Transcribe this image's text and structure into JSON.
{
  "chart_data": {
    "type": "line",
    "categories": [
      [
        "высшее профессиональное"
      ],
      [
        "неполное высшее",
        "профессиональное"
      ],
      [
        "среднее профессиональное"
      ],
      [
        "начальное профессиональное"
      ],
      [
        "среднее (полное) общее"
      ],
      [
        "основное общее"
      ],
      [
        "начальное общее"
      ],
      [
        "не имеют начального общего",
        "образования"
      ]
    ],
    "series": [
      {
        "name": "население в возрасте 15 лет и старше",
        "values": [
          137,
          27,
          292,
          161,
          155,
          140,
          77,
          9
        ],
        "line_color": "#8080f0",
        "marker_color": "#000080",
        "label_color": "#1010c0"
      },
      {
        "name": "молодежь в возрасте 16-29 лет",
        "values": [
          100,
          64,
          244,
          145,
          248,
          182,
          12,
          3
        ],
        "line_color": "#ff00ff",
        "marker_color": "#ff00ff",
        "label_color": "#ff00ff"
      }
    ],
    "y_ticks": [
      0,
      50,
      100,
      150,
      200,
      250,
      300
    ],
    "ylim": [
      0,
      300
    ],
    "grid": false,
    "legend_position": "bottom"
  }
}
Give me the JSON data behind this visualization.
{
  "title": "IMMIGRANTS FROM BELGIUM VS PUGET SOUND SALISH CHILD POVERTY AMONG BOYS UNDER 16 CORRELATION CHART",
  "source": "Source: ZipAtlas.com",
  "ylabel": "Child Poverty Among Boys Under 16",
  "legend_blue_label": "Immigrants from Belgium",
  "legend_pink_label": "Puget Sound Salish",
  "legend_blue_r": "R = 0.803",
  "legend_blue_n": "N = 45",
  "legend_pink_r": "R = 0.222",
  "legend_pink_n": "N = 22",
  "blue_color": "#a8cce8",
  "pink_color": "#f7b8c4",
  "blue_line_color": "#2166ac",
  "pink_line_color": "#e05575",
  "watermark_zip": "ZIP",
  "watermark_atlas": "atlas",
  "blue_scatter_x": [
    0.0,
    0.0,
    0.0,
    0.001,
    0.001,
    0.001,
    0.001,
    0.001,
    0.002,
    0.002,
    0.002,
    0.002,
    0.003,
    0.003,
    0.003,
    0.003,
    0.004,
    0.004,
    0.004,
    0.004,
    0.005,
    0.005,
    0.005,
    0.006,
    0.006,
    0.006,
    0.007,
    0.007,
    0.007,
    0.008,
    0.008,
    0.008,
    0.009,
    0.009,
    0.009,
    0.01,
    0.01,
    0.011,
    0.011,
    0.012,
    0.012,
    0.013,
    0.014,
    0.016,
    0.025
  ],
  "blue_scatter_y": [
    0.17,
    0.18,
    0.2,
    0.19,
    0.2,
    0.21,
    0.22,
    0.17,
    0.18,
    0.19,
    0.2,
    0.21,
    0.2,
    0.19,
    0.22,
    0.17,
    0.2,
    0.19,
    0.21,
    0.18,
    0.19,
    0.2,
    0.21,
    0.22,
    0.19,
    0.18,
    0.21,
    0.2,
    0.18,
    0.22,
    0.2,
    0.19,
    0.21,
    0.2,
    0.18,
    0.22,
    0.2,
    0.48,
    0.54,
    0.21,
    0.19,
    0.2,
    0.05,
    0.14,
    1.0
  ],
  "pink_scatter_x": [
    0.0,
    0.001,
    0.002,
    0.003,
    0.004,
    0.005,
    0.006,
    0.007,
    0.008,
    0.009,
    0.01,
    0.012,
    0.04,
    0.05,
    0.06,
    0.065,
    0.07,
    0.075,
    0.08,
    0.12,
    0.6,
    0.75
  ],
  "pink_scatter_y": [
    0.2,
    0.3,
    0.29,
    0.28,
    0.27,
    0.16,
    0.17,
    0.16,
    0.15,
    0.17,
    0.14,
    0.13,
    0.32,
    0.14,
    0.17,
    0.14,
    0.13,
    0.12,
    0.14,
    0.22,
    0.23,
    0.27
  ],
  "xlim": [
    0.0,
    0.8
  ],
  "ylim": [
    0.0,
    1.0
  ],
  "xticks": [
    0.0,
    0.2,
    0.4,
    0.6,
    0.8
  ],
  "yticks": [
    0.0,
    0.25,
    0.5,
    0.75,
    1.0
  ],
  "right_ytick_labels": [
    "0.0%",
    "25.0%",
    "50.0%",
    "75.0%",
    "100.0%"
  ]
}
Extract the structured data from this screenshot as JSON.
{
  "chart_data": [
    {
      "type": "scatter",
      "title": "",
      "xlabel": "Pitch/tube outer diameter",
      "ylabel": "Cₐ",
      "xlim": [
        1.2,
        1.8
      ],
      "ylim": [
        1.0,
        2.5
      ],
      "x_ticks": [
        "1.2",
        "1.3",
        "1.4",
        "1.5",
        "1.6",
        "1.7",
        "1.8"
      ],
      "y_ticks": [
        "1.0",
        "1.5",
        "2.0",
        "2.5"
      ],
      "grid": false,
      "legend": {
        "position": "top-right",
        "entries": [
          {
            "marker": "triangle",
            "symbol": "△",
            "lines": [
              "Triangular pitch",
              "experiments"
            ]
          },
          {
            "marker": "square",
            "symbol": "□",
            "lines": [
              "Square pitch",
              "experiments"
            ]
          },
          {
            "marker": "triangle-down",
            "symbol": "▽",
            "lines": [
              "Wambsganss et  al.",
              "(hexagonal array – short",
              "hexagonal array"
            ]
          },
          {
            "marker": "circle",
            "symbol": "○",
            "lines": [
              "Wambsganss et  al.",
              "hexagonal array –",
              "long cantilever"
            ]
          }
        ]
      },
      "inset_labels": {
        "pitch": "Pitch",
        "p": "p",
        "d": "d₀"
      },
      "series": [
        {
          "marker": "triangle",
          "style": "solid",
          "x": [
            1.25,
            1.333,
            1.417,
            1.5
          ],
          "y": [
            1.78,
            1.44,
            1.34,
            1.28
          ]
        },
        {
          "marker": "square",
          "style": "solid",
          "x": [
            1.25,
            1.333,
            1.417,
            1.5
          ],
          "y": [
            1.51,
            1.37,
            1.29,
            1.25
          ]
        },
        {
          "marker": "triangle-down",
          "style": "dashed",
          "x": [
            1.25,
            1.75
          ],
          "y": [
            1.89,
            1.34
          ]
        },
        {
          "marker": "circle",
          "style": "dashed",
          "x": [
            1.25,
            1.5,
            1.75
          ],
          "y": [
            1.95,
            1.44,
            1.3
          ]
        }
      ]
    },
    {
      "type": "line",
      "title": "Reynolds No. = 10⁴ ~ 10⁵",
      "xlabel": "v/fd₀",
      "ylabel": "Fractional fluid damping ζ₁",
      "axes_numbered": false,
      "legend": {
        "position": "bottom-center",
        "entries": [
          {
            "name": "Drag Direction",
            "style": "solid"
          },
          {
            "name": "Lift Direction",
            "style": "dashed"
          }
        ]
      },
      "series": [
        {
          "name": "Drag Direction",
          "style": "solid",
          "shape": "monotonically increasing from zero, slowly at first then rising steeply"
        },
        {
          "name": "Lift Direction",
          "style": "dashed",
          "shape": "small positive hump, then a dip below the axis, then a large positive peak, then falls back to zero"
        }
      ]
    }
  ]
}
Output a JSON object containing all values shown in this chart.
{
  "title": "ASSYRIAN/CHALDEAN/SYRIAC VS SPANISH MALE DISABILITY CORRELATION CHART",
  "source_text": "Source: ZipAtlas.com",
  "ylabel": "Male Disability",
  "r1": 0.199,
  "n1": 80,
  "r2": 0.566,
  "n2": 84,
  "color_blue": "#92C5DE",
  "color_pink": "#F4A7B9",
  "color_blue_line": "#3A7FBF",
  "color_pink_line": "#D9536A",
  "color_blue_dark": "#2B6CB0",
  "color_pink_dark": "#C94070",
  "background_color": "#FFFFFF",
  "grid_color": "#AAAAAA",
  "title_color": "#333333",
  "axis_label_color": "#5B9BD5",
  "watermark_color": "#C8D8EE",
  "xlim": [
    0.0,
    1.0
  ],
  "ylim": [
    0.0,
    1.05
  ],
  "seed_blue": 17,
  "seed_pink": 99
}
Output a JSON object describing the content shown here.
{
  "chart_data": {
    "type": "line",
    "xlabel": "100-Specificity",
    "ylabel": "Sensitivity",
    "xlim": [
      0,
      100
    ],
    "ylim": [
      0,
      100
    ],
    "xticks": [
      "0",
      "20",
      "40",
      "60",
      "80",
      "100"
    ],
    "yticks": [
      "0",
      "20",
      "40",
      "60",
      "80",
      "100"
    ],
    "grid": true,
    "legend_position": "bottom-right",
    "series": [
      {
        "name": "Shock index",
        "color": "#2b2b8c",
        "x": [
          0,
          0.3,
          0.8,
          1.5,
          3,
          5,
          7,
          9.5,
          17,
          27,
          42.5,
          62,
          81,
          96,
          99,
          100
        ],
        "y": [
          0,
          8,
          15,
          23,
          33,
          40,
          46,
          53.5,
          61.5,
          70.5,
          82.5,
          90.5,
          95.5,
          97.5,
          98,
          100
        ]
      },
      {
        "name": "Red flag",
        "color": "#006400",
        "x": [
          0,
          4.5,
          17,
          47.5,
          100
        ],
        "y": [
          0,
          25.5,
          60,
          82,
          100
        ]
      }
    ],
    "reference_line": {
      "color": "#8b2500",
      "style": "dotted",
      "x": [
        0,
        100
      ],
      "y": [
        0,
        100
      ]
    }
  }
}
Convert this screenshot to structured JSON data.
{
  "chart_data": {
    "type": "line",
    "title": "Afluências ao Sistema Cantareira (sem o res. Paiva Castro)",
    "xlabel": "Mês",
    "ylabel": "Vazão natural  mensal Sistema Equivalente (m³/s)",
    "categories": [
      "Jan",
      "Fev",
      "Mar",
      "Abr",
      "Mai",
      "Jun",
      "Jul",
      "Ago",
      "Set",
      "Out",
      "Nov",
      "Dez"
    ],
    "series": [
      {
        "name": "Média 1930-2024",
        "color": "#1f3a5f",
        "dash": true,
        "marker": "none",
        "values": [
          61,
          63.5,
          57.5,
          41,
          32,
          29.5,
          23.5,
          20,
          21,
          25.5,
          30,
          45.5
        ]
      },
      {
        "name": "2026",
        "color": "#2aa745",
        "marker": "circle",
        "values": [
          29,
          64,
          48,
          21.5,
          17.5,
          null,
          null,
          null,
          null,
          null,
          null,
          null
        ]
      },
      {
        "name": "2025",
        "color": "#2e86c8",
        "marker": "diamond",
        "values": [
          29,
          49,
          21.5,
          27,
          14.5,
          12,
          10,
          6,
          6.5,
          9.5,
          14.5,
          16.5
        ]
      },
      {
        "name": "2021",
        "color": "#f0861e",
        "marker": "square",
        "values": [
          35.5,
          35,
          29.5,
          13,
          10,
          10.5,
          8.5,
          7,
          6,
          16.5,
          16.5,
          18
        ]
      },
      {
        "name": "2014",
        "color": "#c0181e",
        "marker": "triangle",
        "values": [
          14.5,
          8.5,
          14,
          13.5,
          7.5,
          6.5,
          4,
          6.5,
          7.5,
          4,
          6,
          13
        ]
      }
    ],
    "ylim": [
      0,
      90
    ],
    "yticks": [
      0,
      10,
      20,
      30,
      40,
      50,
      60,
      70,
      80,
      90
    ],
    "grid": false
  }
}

**YOUR INSTRUCTIONS:** Identify the lines above with the word "triangle". Copy them.

**TASK RESPONSE:**
            "marker": "triangle",
            "marker": "triangle-down",
          "marker": "triangle",
          "marker": "triangle-down",
        "marker": "triangle",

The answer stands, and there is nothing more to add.